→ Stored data
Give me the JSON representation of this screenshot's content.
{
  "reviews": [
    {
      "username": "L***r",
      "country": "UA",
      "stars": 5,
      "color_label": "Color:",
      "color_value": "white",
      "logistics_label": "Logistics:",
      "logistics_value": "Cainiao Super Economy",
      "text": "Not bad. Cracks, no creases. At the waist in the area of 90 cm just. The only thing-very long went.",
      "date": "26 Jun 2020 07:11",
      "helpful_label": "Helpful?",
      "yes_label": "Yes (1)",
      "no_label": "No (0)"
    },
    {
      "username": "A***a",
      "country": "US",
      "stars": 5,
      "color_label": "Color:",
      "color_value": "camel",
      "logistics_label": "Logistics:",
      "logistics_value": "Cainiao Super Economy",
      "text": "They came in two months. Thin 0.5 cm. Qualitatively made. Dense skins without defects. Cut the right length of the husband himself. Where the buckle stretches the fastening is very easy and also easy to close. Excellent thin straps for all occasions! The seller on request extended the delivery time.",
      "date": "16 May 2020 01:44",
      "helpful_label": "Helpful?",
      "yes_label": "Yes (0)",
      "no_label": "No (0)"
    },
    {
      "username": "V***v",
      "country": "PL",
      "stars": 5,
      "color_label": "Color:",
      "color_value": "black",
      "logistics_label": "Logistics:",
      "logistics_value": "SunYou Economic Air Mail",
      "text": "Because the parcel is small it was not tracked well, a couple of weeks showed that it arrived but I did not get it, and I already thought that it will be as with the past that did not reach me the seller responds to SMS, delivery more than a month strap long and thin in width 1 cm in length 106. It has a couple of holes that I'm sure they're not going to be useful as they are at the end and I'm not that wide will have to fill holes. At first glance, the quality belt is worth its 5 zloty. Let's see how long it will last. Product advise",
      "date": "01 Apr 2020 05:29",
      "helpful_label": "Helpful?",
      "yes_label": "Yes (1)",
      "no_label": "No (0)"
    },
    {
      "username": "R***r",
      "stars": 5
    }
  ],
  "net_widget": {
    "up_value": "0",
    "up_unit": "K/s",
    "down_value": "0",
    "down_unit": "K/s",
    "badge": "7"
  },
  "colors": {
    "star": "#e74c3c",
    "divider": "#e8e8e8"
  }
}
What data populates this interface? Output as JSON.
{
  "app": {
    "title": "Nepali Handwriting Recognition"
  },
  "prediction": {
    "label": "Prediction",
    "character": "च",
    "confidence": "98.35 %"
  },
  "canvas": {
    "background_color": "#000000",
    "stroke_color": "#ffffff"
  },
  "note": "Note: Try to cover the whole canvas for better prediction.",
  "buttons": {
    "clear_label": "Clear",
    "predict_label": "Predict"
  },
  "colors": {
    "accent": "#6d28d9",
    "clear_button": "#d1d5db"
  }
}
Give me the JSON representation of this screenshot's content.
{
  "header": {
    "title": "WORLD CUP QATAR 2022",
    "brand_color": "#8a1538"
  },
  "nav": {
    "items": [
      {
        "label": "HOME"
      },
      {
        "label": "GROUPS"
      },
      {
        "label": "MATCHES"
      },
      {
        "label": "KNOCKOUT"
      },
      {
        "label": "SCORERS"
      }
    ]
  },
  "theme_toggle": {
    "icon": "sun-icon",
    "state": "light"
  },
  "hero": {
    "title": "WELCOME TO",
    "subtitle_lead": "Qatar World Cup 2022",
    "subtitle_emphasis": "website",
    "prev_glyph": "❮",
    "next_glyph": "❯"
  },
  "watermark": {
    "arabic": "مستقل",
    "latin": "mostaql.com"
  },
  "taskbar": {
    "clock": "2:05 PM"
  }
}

→ Instructions to follow
Look above for every line with the word "canvas" and copy it.

→ Correct response
  "canvas": {
  "note": "Note: Try to cover the whole canvas for better prediction.",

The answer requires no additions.